**Work to complete:** Give back each entry unchanged, minus pictures.
-----
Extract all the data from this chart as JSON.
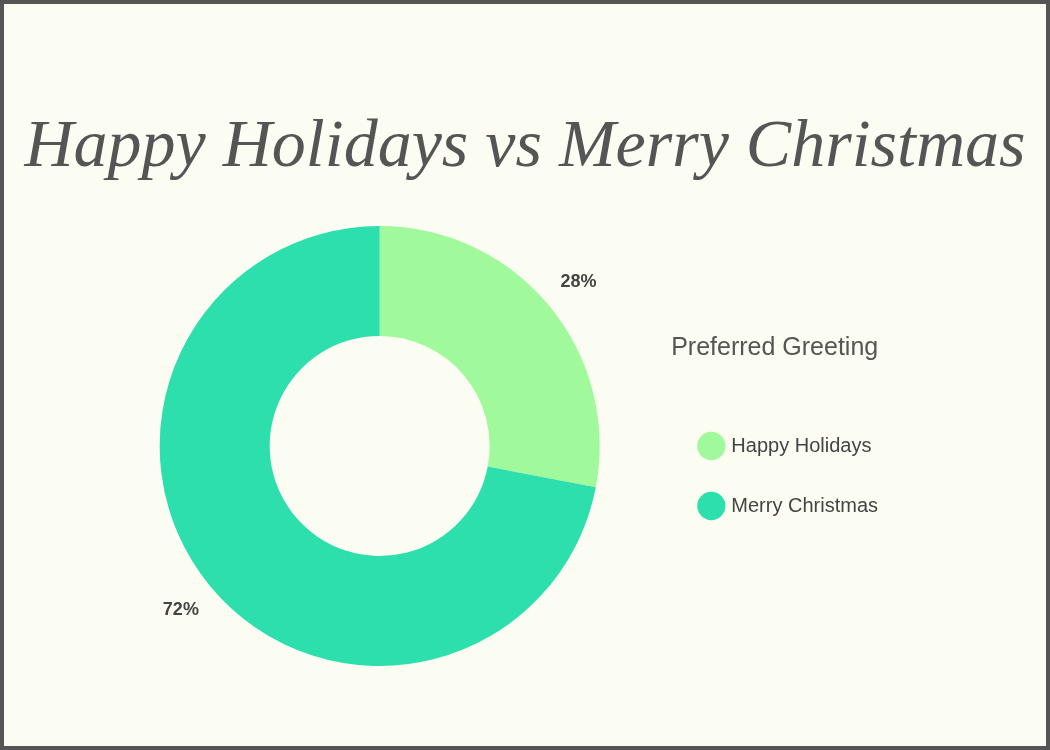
{
  "chart_data": {
    "type": "donut",
    "title": "Happy Holidays vs Merry Christmas",
    "legend_title": "Preferred Greeting",
    "categories": [
      "Happy Holidays",
      "Merry Christmas"
    ],
    "values": [
      28,
      72
    ],
    "colors": [
      "#a0f99a",
      "#2edfae"
    ],
    "value_labels": [
      "28%",
      "72%"
    ],
    "legend": "right"
  }
}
-----
**Correct result:**
Extract all the data from this chart as JSON.
{
  "chart_data": {
    "type": "donut",
    "title": "Happy Holidays vs Merry Christmas",
    "legend_title": "Preferred Greeting",
    "categories": [
      "Happy Holidays",
      "Merry Christmas"
    ],
    "values": [
      28,
      72
    ],
    "colors": [
      "#a0f99a",
      "#2edfae"
    ],
    "value_labels": [
      "28%",
      "72%"
    ],
    "legend": "right"
  }
}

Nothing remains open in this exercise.